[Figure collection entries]

********

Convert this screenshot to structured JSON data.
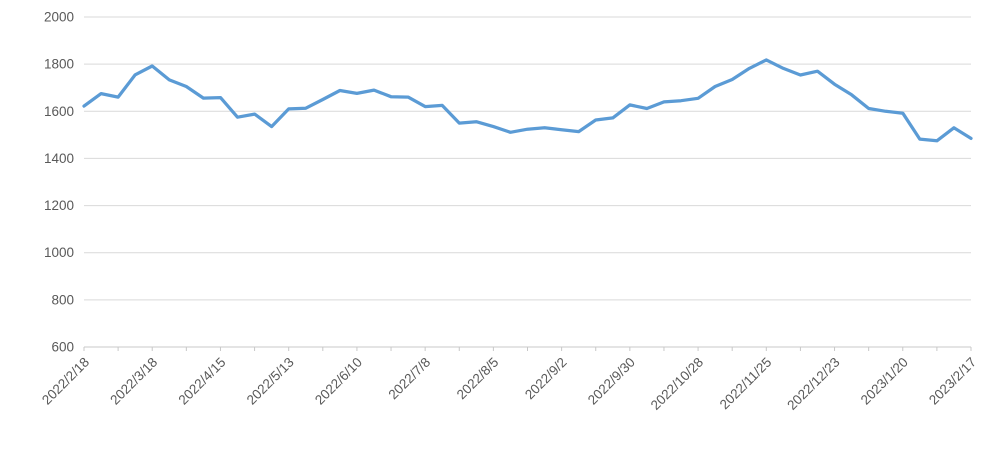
{
  "chart": {
    "colors": {
      "line": "#5B9BD5",
      "gridline": "#D9D9D9",
      "axis": "#C8C8C8",
      "label": "#595959",
      "background": "#FFFFFF"
    }
  },
  "chart_data": {
    "type": "line",
    "title": "",
    "xlabel": "",
    "ylabel": "",
    "legend": "none",
    "grid": true,
    "ylim": [
      600,
      2000
    ],
    "y_tick_step": 200,
    "y_tick_labels": [
      "2000",
      "1800",
      "1600",
      "1400",
      "1200",
      "1000",
      "800",
      "600"
    ],
    "x_tick_labels": [
      "2022/2/18",
      "2022/3/18",
      "2022/4/15",
      "2022/5/13",
      "2022/6/10",
      "2022/7/8",
      "2022/8/5",
      "2022/9/2",
      "2022/9/30",
      "2022/10/28",
      "2022/11/25",
      "2022/12/23",
      "2023/1/20",
      "2023/2/17"
    ],
    "x_label_every": 4,
    "x_minor_tick_every": 2,
    "categories": [
      "2022/2/18",
      "2022/2/25",
      "2022/3/4",
      "2022/3/11",
      "2022/3/18",
      "2022/3/25",
      "2022/4/1",
      "2022/4/8",
      "2022/4/15",
      "2022/4/22",
      "2022/4/29",
      "2022/5/6",
      "2022/5/13",
      "2022/5/20",
      "2022/5/27",
      "2022/6/3",
      "2022/6/10",
      "2022/6/17",
      "2022/6/24",
      "2022/7/1",
      "2022/7/8",
      "2022/7/15",
      "2022/7/22",
      "2022/7/29",
      "2022/8/5",
      "2022/8/12",
      "2022/8/19",
      "2022/8/26",
      "2022/9/2",
      "2022/9/9",
      "2022/9/16",
      "2022/9/23",
      "2022/9/30",
      "2022/10/7",
      "2022/10/14",
      "2022/10/21",
      "2022/10/28",
      "2022/11/4",
      "2022/11/11",
      "2022/11/18",
      "2022/11/25",
      "2022/12/2",
      "2022/12/9",
      "2022/12/16",
      "2022/12/23",
      "2022/12/30",
      "2023/1/6",
      "2023/1/13",
      "2023/1/20",
      "2023/1/27",
      "2023/2/3",
      "2023/2/10",
      "2023/2/17"
    ],
    "values": [
      1622,
      1675,
      1660,
      1755,
      1792,
      1733,
      1705,
      1656,
      1658,
      1575,
      1588,
      1535,
      1610,
      1613,
      1650,
      1688,
      1676,
      1690,
      1662,
      1660,
      1620,
      1625,
      1550,
      1556,
      1535,
      1511,
      1524,
      1530,
      1522,
      1514,
      1563,
      1572,
      1627,
      1612,
      1640,
      1645,
      1655,
      1705,
      1735,
      1782,
      1818,
      1782,
      1754,
      1770,
      1715,
      1670,
      1612,
      1600,
      1592,
      1482,
      1475,
      1530,
      1485
    ]
  }
}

********

◆ **EXERCISE TASK**
All of the data needs repeating exactly, but the pictures do not.

◆ **ANSWER TO THE PROBLEM**
Convert this screenshot to structured JSON data.
{
  "chart": {
    "colors": {
      "line": "#5B9BD5",
      "gridline": "#D9D9D9",
      "axis": "#C8C8C8",
      "label": "#595959",
      "background": "#FFFFFF"
    }
  },
  "chart_data": {
    "type": "line",
    "title": "",
    "xlabel": "",
    "ylabel": "",
    "legend": "none",
    "grid": true,
    "ylim": [
      600,
      2000
    ],
    "y_tick_step": 200,
    "y_tick_labels": [
      "2000",
      "1800",
      "1600",
      "1400",
      "1200",
      "1000",
      "800",
      "600"
    ],
    "x_tick_labels": [
      "2022/2/18",
      "2022/3/18",
      "2022/4/15",
      "2022/5/13",
      "2022/6/10",
      "2022/7/8",
      "2022/8/5",
      "2022/9/2",
      "2022/9/30",
      "2022/10/28",
      "2022/11/25",
      "2022/12/23",
      "2023/1/20",
      "2023/2/17"
    ],
    "x_label_every": 4,
    "x_minor_tick_every": 2,
    "categories": [
      "2022/2/18",
      "2022/2/25",
      "2022/3/4",
      "2022/3/11",
      "2022/3/18",
      "2022/3/25",
      "2022/4/1",
      "2022/4/8",
      "2022/4/15",
      "2022/4/22",
      "2022/4/29",
      "2022/5/6",
      "2022/5/13",
      "2022/5/20",
      "2022/5/27",
      "2022/6/3",
      "2022/6/10",
      "2022/6/17",
      "2022/6/24",
      "2022/7/1",
      "2022/7/8",
      "2022/7/15",
      "2022/7/22",
      "2022/7/29",
      "2022/8/5",
      "2022/8/12",
      "2022/8/19",
      "2022/8/26",
      "2022/9/2",
      "2022/9/9",
      "2022/9/16",
      "2022/9/23",
      "2022/9/30",
      "2022/10/7",
      "2022/10/14",
      "2022/10/21",
      "2022/10/28",
      "2022/11/4",
      "2022/11/11",
      "2022/11/18",
      "2022/11/25",
      "2022/12/2",
      "2022/12/9",
      "2022/12/16",
      "2022/12/23",
      "2022/12/30",
      "2023/1/6",
      "2023/1/13",
      "2023/1/20",
      "2023/1/27",
      "2023/2/3",
      "2023/2/10",
      "2023/2/17"
    ],
    "values": [
      1622,
      1675,
      1660,
      1755,
      1792,
      1733,
      1705,
      1656,
      1658,
      1575,
      1588,
      1535,
      1610,
      1613,
      1650,
      1688,
      1676,
      1690,
      1662,
      1660,
      1620,
      1625,
      1550,
      1556,
      1535,
      1511,
      1524,
      1530,
      1522,
      1514,
      1563,
      1572,
      1627,
      1612,
      1640,
      1645,
      1655,
      1705,
      1735,
      1782,
      1818,
      1782,
      1754,
      1770,
      1715,
      1670,
      1612,
      1600,
      1592,
      1482,
      1475,
      1530,
      1485
    ]
  }
}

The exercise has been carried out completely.